Set problem: Determine which lines of the records include the word "шоколада", and copy them.

>>>

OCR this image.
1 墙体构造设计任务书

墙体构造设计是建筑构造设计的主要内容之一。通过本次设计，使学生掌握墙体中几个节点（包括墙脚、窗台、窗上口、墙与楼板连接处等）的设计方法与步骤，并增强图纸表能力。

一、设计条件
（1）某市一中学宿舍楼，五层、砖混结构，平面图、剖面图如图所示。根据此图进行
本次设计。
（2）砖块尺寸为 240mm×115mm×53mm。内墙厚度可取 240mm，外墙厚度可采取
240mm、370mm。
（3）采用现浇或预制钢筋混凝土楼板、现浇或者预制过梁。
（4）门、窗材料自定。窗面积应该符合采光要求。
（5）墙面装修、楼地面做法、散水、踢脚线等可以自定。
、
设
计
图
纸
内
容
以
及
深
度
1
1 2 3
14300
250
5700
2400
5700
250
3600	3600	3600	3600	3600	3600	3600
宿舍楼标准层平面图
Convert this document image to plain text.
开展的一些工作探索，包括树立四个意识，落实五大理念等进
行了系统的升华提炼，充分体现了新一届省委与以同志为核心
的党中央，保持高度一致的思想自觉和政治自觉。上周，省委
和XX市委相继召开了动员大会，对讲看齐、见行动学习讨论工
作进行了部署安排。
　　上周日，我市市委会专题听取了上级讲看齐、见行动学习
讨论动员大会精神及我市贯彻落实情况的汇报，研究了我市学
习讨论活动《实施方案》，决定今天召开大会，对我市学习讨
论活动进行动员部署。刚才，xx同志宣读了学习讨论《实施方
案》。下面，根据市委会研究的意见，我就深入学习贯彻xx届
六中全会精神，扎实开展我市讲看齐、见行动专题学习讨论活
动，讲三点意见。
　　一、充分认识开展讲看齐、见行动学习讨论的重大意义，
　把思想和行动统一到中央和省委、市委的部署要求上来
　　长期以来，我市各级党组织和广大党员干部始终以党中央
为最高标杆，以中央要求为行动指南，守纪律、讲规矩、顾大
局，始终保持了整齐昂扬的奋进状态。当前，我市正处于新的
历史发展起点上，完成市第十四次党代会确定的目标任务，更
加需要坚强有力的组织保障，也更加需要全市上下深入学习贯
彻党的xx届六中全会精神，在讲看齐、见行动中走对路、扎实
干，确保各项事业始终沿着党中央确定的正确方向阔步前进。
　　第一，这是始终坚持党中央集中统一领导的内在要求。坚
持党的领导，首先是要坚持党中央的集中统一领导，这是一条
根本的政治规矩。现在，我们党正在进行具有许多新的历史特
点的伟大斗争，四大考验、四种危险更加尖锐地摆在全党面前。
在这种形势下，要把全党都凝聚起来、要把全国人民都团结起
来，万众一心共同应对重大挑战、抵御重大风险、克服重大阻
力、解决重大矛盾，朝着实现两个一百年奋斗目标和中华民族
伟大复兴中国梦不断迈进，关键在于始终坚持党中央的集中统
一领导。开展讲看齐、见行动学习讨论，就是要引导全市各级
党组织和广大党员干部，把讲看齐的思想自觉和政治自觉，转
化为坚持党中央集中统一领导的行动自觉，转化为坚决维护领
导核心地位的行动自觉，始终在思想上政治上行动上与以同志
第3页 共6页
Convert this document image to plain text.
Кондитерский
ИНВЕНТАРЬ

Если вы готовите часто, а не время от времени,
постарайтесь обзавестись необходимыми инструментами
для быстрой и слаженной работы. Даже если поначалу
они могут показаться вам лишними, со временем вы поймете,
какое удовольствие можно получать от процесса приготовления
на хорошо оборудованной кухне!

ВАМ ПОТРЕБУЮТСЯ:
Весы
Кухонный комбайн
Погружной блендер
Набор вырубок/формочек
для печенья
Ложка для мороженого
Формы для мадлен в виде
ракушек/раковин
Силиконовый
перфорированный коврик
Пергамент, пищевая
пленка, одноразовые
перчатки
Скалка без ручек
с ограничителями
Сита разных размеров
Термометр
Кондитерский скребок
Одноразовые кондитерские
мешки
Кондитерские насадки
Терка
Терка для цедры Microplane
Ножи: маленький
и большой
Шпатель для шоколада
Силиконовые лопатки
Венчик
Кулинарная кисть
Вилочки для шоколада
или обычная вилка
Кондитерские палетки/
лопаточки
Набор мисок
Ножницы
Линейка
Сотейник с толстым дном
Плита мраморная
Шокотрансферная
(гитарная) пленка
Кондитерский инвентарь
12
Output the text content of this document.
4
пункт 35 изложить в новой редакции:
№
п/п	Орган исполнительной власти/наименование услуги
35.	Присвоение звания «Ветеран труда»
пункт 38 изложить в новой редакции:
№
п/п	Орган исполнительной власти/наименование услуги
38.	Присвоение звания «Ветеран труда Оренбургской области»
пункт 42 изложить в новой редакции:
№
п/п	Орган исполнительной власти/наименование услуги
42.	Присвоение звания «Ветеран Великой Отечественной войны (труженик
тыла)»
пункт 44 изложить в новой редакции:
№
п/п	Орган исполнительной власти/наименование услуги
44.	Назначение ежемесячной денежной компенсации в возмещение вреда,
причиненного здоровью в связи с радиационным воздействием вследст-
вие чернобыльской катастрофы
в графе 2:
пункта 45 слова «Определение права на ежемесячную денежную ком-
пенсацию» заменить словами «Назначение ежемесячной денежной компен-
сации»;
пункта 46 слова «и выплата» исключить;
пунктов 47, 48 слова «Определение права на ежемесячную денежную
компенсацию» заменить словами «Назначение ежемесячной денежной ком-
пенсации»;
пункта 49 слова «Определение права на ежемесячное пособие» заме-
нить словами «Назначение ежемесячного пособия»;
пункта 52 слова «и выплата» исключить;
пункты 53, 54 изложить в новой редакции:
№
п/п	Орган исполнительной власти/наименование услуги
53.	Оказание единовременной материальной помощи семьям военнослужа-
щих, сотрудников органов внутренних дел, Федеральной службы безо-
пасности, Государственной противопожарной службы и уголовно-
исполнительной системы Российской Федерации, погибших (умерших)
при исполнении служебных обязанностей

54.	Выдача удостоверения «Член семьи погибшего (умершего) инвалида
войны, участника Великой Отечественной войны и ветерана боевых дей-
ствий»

<<<

Written answer:
Шпатель для шоколада
Вилочки для шоколада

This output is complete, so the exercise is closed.